§ **Your objective**
Which lines hold the word "Rebecca"? Show each of them.

§ **Dataset excerpts**
· · · · · · ·

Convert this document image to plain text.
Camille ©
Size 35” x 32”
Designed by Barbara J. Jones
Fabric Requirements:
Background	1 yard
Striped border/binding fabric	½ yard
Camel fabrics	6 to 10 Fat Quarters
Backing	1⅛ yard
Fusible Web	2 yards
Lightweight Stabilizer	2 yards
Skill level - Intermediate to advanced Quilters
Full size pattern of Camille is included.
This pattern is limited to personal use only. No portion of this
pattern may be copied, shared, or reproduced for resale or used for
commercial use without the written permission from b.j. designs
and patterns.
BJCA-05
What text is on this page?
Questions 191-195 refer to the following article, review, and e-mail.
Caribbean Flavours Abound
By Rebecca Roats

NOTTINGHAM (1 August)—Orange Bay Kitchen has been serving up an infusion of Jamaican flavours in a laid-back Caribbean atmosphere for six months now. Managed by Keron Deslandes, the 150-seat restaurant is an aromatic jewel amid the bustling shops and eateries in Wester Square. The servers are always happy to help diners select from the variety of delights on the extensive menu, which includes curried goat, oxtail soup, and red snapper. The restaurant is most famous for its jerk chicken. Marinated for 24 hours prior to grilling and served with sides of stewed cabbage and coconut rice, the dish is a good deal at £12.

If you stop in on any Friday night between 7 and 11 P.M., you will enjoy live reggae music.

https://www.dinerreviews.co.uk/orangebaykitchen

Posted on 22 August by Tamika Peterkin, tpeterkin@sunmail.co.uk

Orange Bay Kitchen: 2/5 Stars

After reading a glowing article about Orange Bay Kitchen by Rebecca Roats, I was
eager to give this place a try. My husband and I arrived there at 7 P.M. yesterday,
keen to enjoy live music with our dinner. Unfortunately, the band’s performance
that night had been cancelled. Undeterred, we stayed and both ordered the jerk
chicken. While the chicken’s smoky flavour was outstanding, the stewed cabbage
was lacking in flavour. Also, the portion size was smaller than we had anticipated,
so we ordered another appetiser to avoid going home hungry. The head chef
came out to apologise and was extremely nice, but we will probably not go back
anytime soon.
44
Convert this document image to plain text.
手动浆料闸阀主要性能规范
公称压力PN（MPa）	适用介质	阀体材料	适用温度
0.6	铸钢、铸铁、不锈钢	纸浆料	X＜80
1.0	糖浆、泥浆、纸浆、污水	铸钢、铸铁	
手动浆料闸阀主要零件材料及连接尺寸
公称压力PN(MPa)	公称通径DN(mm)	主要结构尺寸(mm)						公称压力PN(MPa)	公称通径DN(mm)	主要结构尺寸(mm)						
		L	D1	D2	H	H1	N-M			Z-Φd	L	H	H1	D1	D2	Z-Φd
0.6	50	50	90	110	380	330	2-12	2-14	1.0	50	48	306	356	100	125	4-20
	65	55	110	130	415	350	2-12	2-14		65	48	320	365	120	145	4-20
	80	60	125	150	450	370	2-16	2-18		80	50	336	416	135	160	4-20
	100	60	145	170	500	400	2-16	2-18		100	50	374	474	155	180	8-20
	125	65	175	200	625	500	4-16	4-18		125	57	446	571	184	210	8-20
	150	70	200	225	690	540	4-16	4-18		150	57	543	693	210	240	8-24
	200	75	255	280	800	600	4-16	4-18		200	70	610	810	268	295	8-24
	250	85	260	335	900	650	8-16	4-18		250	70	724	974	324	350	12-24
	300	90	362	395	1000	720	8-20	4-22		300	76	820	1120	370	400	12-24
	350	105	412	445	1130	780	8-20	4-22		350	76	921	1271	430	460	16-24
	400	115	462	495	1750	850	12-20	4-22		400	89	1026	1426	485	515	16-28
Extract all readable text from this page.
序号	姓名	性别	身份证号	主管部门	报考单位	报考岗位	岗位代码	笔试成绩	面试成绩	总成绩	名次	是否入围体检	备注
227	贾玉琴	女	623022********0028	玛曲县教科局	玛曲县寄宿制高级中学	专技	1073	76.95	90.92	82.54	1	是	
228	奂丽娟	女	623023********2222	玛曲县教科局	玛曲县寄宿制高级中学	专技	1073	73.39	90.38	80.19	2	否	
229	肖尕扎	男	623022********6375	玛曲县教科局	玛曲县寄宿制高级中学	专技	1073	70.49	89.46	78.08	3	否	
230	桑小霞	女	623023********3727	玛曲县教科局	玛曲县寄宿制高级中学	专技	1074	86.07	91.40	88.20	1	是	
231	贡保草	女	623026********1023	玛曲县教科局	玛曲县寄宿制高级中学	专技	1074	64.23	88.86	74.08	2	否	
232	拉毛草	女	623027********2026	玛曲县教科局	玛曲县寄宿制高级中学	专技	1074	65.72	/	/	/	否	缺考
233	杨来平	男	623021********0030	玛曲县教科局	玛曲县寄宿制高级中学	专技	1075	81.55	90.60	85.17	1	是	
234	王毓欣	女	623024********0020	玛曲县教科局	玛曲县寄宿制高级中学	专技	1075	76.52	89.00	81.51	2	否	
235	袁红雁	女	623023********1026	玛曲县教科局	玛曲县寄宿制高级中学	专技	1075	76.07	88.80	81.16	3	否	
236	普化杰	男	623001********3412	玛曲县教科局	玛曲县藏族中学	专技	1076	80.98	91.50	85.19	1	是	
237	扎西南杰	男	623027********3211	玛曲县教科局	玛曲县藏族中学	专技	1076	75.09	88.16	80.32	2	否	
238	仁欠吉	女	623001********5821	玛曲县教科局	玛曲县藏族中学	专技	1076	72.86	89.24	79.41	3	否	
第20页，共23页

· · · · · · ·

§ **Expected output**
By Rebecca Roats
After reading a glowing article about Orange Bay Kitchen by Rebecca Roats, I was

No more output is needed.